▶ [RECORDED INFORMATION]:
"""

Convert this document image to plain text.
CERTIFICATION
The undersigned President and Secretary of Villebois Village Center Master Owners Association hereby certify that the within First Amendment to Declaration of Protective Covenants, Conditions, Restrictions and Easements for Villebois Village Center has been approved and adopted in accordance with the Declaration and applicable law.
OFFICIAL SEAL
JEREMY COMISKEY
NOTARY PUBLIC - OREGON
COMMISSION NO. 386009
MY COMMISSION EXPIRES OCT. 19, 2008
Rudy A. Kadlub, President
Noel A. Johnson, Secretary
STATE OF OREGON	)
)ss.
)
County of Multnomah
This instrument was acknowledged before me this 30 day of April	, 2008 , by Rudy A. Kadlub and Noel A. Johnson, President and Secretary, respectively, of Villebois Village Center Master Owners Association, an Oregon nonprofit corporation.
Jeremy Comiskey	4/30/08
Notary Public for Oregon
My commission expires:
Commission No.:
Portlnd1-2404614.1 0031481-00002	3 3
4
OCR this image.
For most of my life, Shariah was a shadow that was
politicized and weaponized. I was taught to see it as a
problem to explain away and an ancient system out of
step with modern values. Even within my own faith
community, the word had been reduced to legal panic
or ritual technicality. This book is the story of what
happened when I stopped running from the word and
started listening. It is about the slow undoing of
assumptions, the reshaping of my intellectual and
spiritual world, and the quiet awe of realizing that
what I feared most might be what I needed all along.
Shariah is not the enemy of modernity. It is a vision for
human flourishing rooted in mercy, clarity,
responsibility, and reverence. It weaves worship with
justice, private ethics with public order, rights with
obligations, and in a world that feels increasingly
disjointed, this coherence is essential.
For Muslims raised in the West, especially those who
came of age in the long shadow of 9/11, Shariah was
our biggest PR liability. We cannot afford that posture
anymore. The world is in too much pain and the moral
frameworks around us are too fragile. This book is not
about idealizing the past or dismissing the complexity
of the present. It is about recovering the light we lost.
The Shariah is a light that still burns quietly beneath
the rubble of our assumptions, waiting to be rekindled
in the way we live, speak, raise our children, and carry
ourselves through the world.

"""

▶ [STATED PROBLEM]: Check each line of the entries above for the word "what". List the ones that have it.

▶ [FULL OUTPUT]:
or ritual technicality. This book is the story of what
what I feared most might be what I needed all along.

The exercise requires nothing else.